What the exercise asks: Repeat the full listing below verbatim and keep the images out.

Materials provided:

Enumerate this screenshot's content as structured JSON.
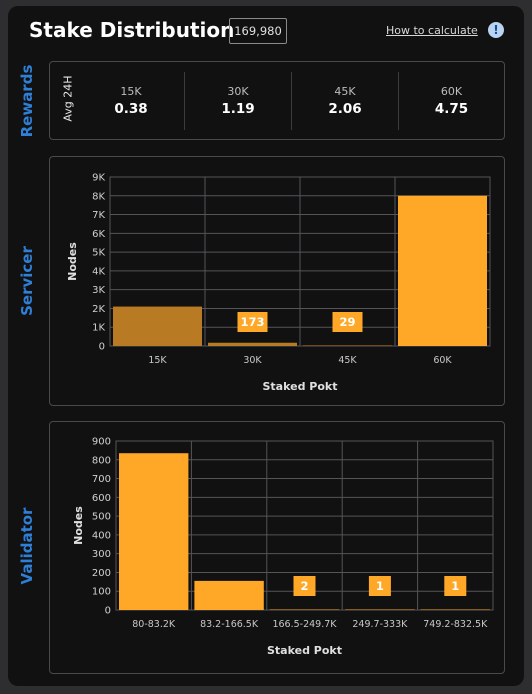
{
  "header": {
    "title": "Stake Distribution",
    "total": "169,980",
    "how_link": "How to calculate",
    "info_icon": "info-circle-icon"
  },
  "sections": {
    "rewards": "Rewards",
    "servicer": "Servicer",
    "validator": "Validator"
  },
  "rewards": {
    "row_label": "Avg 24H",
    "items": [
      {
        "tier": "15K",
        "value": "0.38"
      },
      {
        "tier": "30K",
        "value": "1.19"
      },
      {
        "tier": "45K",
        "value": "2.06"
      },
      {
        "tier": "60K",
        "value": "4.75"
      }
    ]
  },
  "colors": {
    "accent": "#FFA726",
    "accent_muted": "#B87A22",
    "section_label": "#2F7FD6",
    "background": "#111112"
  },
  "chart_data": [
    {
      "type": "bar",
      "categories": [
        "15K",
        "30K",
        "45K",
        "60K"
      ],
      "values": [
        2100,
        173,
        29,
        8000
      ],
      "data_labels": [
        "",
        "173",
        "29",
        ""
      ],
      "highlighted": [
        false,
        false,
        false,
        true
      ],
      "xlabel": "Staked Pokt",
      "ylabel": "Nodes",
      "ylim": [
        0,
        9000
      ],
      "yticks": [
        0,
        1000,
        2000,
        3000,
        4000,
        5000,
        6000,
        7000,
        8000,
        9000
      ],
      "ytick_labels": [
        "0",
        "1K",
        "2K",
        "3K",
        "4K",
        "5K",
        "6K",
        "7K",
        "8K",
        "9K"
      ],
      "grid": true
    },
    {
      "type": "bar",
      "categories": [
        "80-83.2K",
        "83.2-166.5K",
        "166.5-249.7K",
        "249.7-333K",
        "749.2-832.5K"
      ],
      "values": [
        835,
        155,
        2,
        1,
        1
      ],
      "data_labels": [
        "",
        "",
        "2",
        "1",
        "1"
      ],
      "highlighted": [
        true,
        true,
        true,
        true,
        true
      ],
      "xlabel": "Staked Pokt",
      "ylabel": "Nodes",
      "ylim": [
        0,
        900
      ],
      "yticks": [
        0,
        100,
        200,
        300,
        400,
        500,
        600,
        700,
        800,
        900
      ],
      "ytick_labels": [
        "0",
        "100",
        "200",
        "300",
        "400",
        "500",
        "600",
        "700",
        "800",
        "900"
      ],
      "grid": true
    }
  ]
}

Task output:
Enumerate this screenshot's content as structured JSON.
{
  "header": {
    "title": "Stake Distribution",
    "total": "169,980",
    "how_link": "How to calculate",
    "info_icon": "info-circle-icon"
  },
  "sections": {
    "rewards": "Rewards",
    "servicer": "Servicer",
    "validator": "Validator"
  },
  "rewards": {
    "row_label": "Avg 24H",
    "items": [
      {
        "tier": "15K",
        "value": "0.38"
      },
      {
        "tier": "30K",
        "value": "1.19"
      },
      {
        "tier": "45K",
        "value": "2.06"
      },
      {
        "tier": "60K",
        "value": "4.75"
      }
    ]
  },
  "colors": {
    "accent": "#FFA726",
    "accent_muted": "#B87A22",
    "section_label": "#2F7FD6",
    "background": "#111112"
  },
  "chart_data": [
    {
      "type": "bar",
      "categories": [
        "15K",
        "30K",
        "45K",
        "60K"
      ],
      "values": [
        2100,
        173,
        29,
        8000
      ],
      "data_labels": [
        "",
        "173",
        "29",
        ""
      ],
      "highlighted": [
        false,
        false,
        false,
        true
      ],
      "xlabel": "Staked Pokt",
      "ylabel": "Nodes",
      "ylim": [
        0,
        9000
      ],
      "yticks": [
        0,
        1000,
        2000,
        3000,
        4000,
        5000,
        6000,
        7000,
        8000,
        9000
      ],
      "ytick_labels": [
        "0",
        "1K",
        "2K",
        "3K",
        "4K",
        "5K",
        "6K",
        "7K",
        "8K",
        "9K"
      ],
      "grid": true
    },
    {
      "type": "bar",
      "categories": [
        "80-83.2K",
        "83.2-166.5K",
        "166.5-249.7K",
        "249.7-333K",
        "749.2-832.5K"
      ],
      "values": [
        835,
        155,
        2,
        1,
        1
      ],
      "data_labels": [
        "",
        "",
        "2",
        "1",
        "1"
      ],
      "highlighted": [
        true,
        true,
        true,
        true,
        true
      ],
      "xlabel": "Staked Pokt",
      "ylabel": "Nodes",
      "ylim": [
        0,
        900
      ],
      "yticks": [
        0,
        100,
        200,
        300,
        400,
        500,
        600,
        700,
        800,
        900
      ],
      "ytick_labels": [
        "0",
        "100",
        "200",
        "300",
        "400",
        "500",
        "600",
        "700",
        "800",
        "900"
      ],
      "grid": true
    }
  ]
}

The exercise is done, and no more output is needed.